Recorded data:
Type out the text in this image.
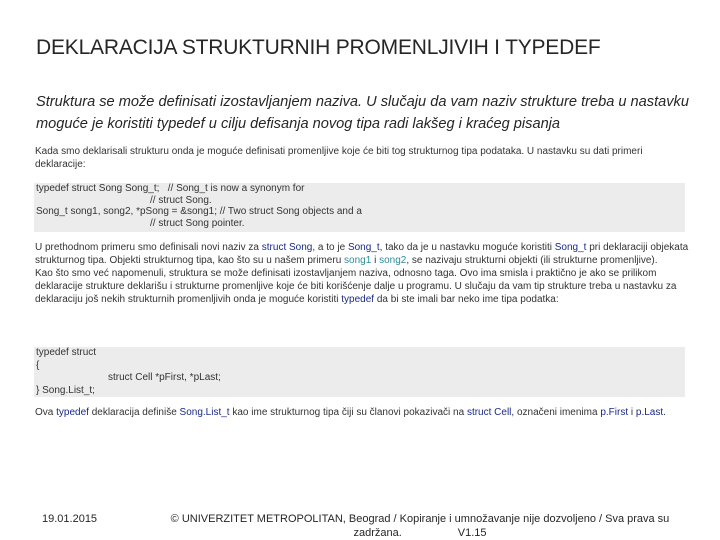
DEKLARACIJA STRUKTURNIH PROMENLJIVIH I TYPEDEF
Struktura se može definisati izostavljanjem naziva. U slučaju da vam naziv strukture treba u nastavku moguće je koristiti typedef u cilju defisanja novog tipa radi lakšeg i kraćeg pisanja
Kada smo deklarisali strukturu onda je moguće definisati promenljive koje će biti tog strukturnog tipa podataka. U nastavku su dati primeri deklaracije:
typedef struct Song Song_t;   // Song_t is now a synonym for
// struct Song.
Song_t song1, song2, *pSong = &song1; // Two struct Song objects and a
// struct Song pointer.
U prethodnom primeru smo definisali novi naziv za struct Song, a to je Song_t, tako da je u nastavku moguće koristiti Song_t pri deklaraciji objekata strukturnog tipa. Objekti strukturnog tipa, kao što su u našem primeru song1 i song2, se nazivaju strukturni objekti (ili strukturne promenljive).
Kao što smo već napomenuli, struktura se može definisati izostavljanjem naziva, odnosno taga. Ovo ima smisla i praktično je ako se prilikom deklaracije strukture deklarišu i strukturne promenljive koje će biti korišćenje dalje u programu. U slučaju da vam tip strukture treba u nastavku za deklaraciju još nekih strukturnih promenljivih onda je moguće koristiti typedef da bi ste imali bar neko ime tipa podatka:
typedef struct
{
struct Cell *pFirst, *pLast;
} Song.List_t;
Ova typedef deklaracija definiše Song.List_t kao ime strukturnog tipa čiji su članovi pokazivači na struct Cell, označeni imenima p.First i p.Last.
19.01.2015	© UNIVERZITET METROPOLITAN, Beograd / Kopiranje i umnožavanje nije dozvoljeno / Sva prava su
zadržana.	V1.15
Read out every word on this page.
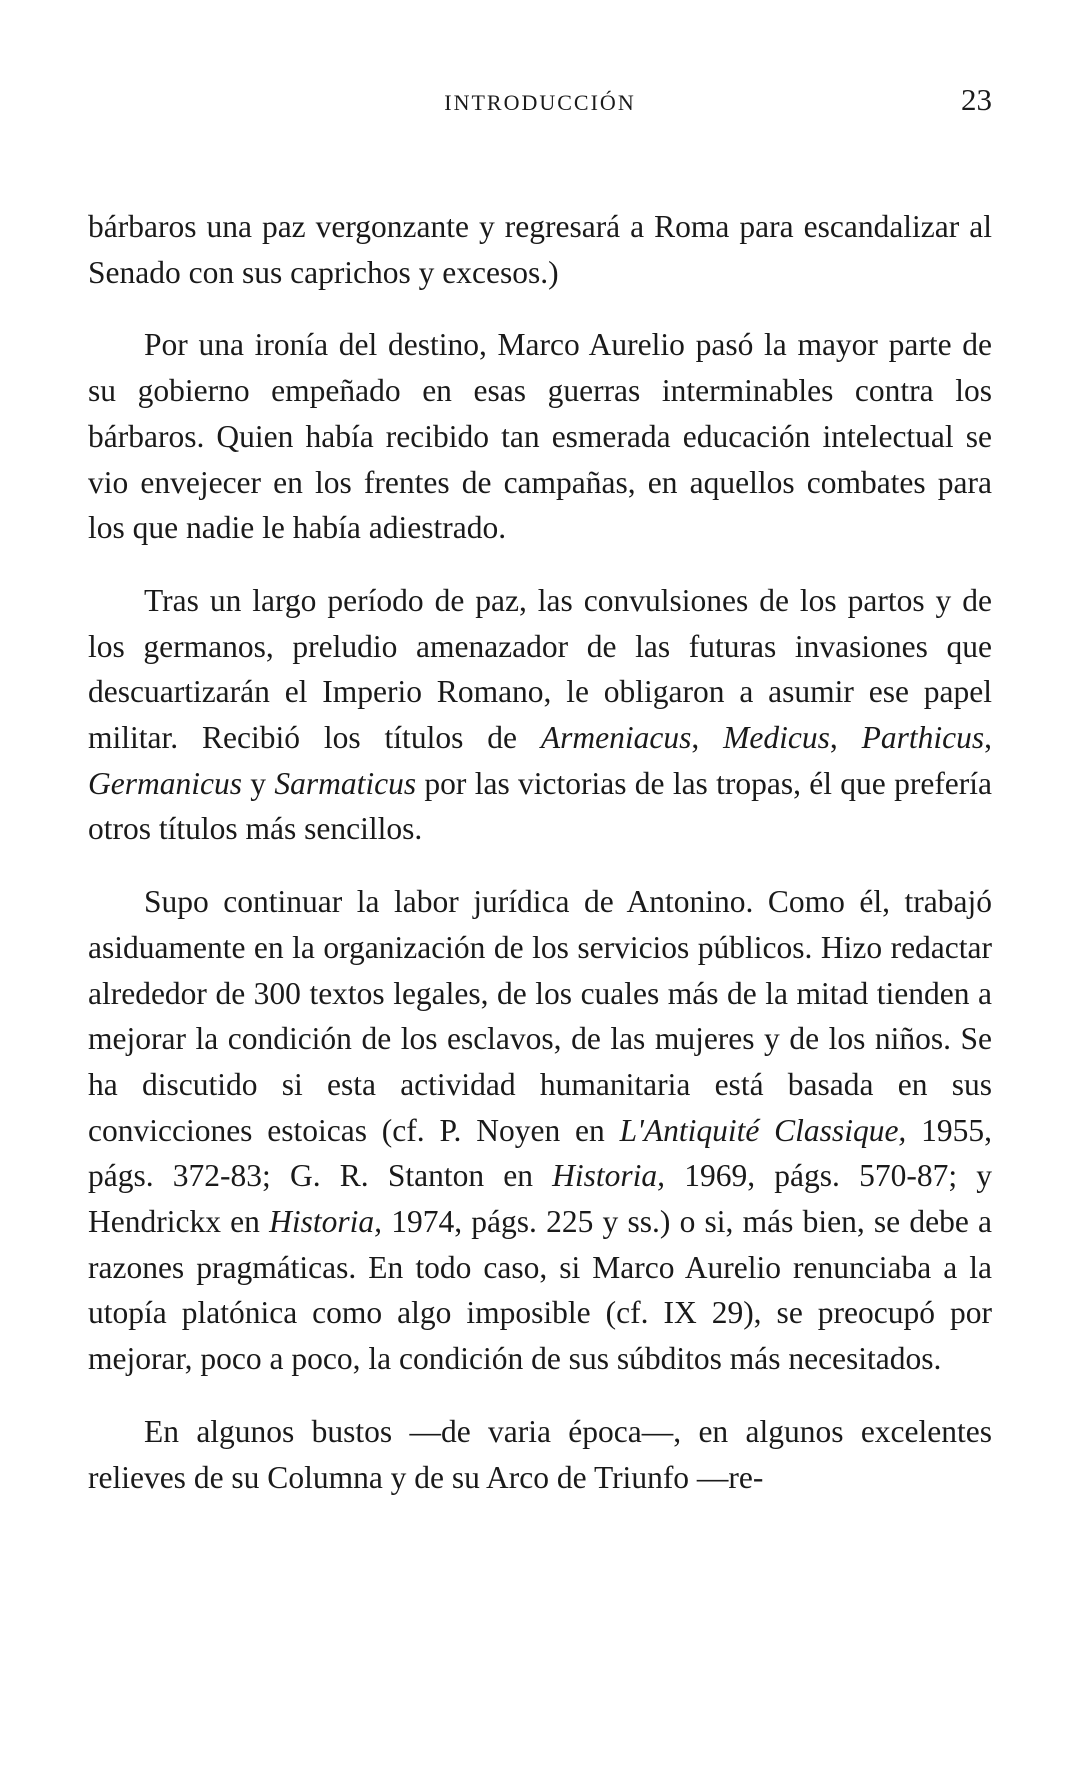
INTRODUCCIÓN	23

bárbaros una paz vergonzante y regresará a Roma para escandalizar al Senado con sus caprichos y excesos.)

Por una ironía del destino, Marco Aurelio pasó la mayor parte de su gobierno empeñado en esas guerras interminables contra los bárbaros. Quien había recibido tan esmerada educación intelectual se vio envejecer en los frentes de campañas, en aquellos combates para los que nadie le había adiestrado.

Tras un largo período de paz, las convulsiones de los partos y de los germanos, preludio amenazador de las futuras invasiones que descuartizarán el Imperio Romano, le obligaron a asumir ese papel militar. Recibió los títulos de Armeniacus, Medicus, Parthicus, Germanicus y Sarmaticus por las victorias de las tropas, él que prefería otros títulos más sencillos.

Supo continuar la labor jurídica de Antonino. Como él, trabajó asiduamente en la organización de los servicios públicos. Hizo redactar alrededor de 300 textos legales, de los cuales más de la mitad tienden a mejorar la condición de los esclavos, de las mujeres y de los niños. Se ha discutido si esta actividad humanitaria está basada en sus convicciones estoicas (cf. P. Noyen en L'Antiquité Classique, 1955, págs. 372-83; G. R. Stanton en Historia, 1969, págs. 570-87; y Hendrickx en Historia, 1974, págs. 225 y ss.) o si, más bien, se debe a razones pragmáticas. En todo caso, si Marco Aurelio renunciaba a la utopía platónica como algo imposible (cf. IX 29), se preocupó por mejorar, poco a poco, la condición de sus súbditos más necesitados.

En algunos bustos —de varia época—, en algunos excelentes relieves de su Columna y de su Arco de Triunfo —re-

#### [THE PROBLEM]
Write out each line again precisely as it appears, skipping every picture.

#### [EXERCISE RESPONSE]
Type out the text in this image.
DEKLARACIJA STRUKTURNIH PROMENLJIVIH I TYPEDEF
Struktura se može definisati izostavljanjem naziva. U slučaju da vam naziv strukture treba u nastavku moguće je koristiti typedef u cilju defisanja novog tipa radi lakšeg i kraćeg pisanja
Kada smo deklarisali strukturu onda je moguće definisati promenljive koje će biti tog strukturnog tipa podataka. U nastavku su dati primeri deklaracije:
typedef struct Song Song_t;   // Song_t is now a synonym for
// struct Song.
Song_t song1, song2, *pSong = &song1; // Two struct Song objects and a
// struct Song pointer.
U prethodnom primeru smo definisali novi naziv za struct Song, a to je Song_t, tako da je u nastavku moguće koristiti Song_t pri deklaraciji objekata strukturnog tipa. Objekti strukturnog tipa, kao što su u našem primeru song1 i song2, se nazivaju strukturni objekti (ili strukturne promenljive).
Kao što smo već napomenuli, struktura se može definisati izostavljanjem naziva, odnosno taga. Ovo ima smisla i praktično je ako se prilikom deklaracije strukture deklarišu i strukturne promenljive koje će biti korišćenje dalje u programu. U slučaju da vam tip strukture treba u nastavku za deklaraciju još nekih strukturnih promenljivih onda je moguće koristiti typedef da bi ste imali bar neko ime tipa podatka:
typedef struct
{
struct Cell *pFirst, *pLast;
} Song.List_t;
Ova typedef deklaracija definiše Song.List_t kao ime strukturnog tipa čiji su članovi pokazivači na struct Cell, označeni imenima p.First i p.Last.
19.01.2015	© UNIVERZITET METROPOLITAN, Beograd / Kopiranje i umnožavanje nije dozvoljeno / Sva prava su
zadržana.	V1.15
Read out every word on this page.
INTRODUCCIÓN	23

bárbaros una paz vergonzante y regresará a Roma para escandalizar al Senado con sus caprichos y excesos.)

Por una ironía del destino, Marco Aurelio pasó la mayor parte de su gobierno empeñado en esas guerras interminables contra los bárbaros. Quien había recibido tan esmerada educación intelectual se vio envejecer en los frentes de campañas, en aquellos combates para los que nadie le había adiestrado.

Tras un largo período de paz, las convulsiones de los partos y de los germanos, preludio amenazador de las futuras invasiones que descuartizarán el Imperio Romano, le obligaron a asumir ese papel militar. Recibió los títulos de Armeniacus, Medicus, Parthicus, Germanicus y Sarmaticus por las victorias de las tropas, él que prefería otros títulos más sencillos.

Supo continuar la labor jurídica de Antonino. Como él, trabajó asiduamente en la organización de los servicios públicos. Hizo redactar alrededor de 300 textos legales, de los cuales más de la mitad tienden a mejorar la condición de los esclavos, de las mujeres y de los niños. Se ha discutido si esta actividad humanitaria está basada en sus convicciones estoicas (cf. P. Noyen en L'Antiquité Classique, 1955, págs. 372-83; G. R. Stanton en Historia, 1969, págs. 570-87; y Hendrickx en Historia, 1974, págs. 225 y ss.) o si, más bien, se debe a razones pragmáticas. En todo caso, si Marco Aurelio renunciaba a la utopía platónica como algo imposible (cf. IX 29), se preocupó por mejorar, poco a poco, la condición de sus súbditos más necesitados.

En algunos bustos —de varia época—, en algunos excelentes relieves de su Columna y de su Arco de Triunfo —re-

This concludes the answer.